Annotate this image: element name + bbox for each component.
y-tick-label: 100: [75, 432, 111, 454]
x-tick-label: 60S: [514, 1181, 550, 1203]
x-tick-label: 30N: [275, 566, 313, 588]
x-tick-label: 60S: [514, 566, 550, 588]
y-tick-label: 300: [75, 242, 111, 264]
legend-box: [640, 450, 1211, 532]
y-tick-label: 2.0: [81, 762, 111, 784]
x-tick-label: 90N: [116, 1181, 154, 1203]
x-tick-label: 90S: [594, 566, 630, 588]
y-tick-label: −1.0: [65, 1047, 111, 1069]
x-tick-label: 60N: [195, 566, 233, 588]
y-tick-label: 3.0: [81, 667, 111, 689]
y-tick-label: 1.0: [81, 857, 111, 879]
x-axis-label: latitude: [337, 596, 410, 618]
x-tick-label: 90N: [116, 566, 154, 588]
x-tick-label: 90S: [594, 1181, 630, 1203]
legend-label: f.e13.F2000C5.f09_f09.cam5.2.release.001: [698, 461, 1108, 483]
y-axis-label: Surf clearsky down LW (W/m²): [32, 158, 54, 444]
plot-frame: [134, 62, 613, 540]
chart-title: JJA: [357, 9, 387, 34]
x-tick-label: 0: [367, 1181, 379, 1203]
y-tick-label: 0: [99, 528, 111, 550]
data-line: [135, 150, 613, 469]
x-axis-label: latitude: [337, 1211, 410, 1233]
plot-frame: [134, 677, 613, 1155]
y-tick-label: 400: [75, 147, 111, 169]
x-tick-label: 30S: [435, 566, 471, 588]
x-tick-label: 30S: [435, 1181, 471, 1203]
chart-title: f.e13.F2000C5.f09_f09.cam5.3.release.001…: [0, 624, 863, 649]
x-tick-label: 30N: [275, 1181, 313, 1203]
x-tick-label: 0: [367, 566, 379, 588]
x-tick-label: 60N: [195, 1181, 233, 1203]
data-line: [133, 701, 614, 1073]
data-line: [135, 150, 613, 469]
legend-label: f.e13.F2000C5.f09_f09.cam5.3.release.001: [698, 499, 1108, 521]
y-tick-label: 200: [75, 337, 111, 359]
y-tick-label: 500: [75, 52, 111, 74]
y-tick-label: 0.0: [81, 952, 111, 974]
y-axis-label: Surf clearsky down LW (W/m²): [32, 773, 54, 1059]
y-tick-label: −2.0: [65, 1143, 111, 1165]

* * * *

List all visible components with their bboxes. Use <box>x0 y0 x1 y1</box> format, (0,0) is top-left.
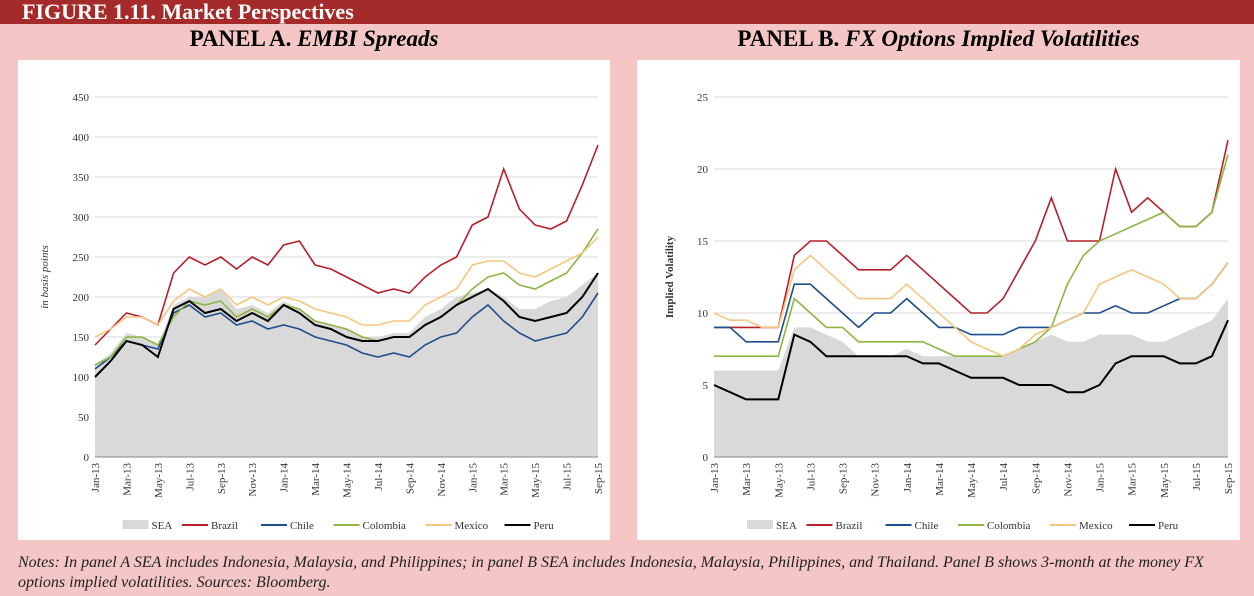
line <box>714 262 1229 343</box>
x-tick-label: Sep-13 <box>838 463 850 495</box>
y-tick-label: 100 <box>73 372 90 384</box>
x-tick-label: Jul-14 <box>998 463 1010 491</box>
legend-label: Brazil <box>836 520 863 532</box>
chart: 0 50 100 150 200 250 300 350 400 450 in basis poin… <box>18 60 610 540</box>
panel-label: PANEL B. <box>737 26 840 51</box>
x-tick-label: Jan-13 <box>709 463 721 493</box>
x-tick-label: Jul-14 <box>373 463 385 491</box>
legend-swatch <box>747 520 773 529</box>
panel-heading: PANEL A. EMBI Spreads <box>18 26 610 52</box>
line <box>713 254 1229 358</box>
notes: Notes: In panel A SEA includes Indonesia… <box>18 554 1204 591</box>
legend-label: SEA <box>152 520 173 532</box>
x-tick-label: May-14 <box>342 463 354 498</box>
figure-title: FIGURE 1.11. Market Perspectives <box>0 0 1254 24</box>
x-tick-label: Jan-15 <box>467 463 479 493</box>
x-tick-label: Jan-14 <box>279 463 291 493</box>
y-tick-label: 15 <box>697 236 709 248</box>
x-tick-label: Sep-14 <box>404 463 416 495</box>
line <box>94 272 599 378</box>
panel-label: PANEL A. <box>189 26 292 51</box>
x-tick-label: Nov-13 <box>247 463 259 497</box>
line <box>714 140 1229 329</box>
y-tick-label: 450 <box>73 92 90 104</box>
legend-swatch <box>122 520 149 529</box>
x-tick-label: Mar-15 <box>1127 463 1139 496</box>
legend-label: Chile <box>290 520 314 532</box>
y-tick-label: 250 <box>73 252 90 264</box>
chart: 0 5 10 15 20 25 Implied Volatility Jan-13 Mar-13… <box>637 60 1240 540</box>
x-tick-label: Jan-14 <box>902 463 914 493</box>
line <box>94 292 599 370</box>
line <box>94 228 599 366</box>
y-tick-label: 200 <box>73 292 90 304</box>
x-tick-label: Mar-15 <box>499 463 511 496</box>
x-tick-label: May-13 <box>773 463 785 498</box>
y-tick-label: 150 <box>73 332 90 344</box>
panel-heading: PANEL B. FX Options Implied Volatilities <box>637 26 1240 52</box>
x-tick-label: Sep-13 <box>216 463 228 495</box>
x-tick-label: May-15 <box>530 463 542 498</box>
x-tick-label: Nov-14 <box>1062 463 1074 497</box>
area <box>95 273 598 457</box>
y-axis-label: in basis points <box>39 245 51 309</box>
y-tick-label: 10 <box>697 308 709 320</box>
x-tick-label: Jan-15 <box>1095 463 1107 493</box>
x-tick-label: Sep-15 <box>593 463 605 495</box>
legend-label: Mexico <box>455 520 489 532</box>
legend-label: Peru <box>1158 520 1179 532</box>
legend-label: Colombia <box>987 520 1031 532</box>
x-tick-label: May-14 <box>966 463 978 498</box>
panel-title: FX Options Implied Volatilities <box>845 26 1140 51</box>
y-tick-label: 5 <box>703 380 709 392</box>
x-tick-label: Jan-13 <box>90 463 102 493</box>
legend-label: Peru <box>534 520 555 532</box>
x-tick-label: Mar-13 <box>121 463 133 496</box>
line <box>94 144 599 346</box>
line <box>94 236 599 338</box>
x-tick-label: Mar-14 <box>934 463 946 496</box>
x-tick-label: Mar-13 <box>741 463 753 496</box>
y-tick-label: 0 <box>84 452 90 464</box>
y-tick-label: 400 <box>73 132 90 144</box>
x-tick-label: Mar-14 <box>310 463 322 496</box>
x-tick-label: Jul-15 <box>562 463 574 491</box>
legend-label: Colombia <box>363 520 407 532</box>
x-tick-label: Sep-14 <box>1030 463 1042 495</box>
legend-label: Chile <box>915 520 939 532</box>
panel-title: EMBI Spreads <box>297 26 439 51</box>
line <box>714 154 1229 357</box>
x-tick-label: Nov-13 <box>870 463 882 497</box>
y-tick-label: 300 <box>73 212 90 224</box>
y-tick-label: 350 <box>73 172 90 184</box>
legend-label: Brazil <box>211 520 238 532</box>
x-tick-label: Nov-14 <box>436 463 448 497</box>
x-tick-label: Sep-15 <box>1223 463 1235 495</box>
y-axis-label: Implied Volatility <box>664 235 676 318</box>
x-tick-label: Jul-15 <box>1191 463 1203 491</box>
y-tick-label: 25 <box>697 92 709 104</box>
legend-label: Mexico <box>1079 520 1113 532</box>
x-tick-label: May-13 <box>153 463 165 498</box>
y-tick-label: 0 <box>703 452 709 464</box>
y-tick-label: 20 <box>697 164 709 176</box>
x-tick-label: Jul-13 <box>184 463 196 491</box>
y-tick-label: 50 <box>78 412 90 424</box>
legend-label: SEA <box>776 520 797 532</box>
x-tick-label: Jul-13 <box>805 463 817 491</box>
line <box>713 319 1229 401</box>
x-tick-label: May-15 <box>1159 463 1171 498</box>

* * * *

Przepisz jako listę numerowaną wszystkie wiersze materiału od tego, w którym jest „line <box>714 262 1229 343</box>”, aż do tego, w którym jest „legend-swatch <box>747 520 773 529</box>”, razem z oboma skrajnymi. Puste wiersze pomiń.

1. line <box>714 262 1229 343</box>
2. x-tick-label: Sep-13 <box>838 463 850 495</box>
3. y-tick-label: 100 <box>73 372 90 384</box>
4. x-tick-label: Jul-14 <box>998 463 1010 491</box>
5. legend-label: Brazil <box>836 520 863 532</box>
6. chart: 0 50 100 150 200 250 300 350 400 450 in basis poin… <box>18 60 610 540</box>
7. panel-label: PANEL B. <box>737 26 840 51</box>
8. x-tick-label: Jan-13 <box>709 463 721 493</box>
9. x-tick-label: Jul-14 <box>373 463 385 491</box>
10. legend-swatch <box>747 520 773 529</box>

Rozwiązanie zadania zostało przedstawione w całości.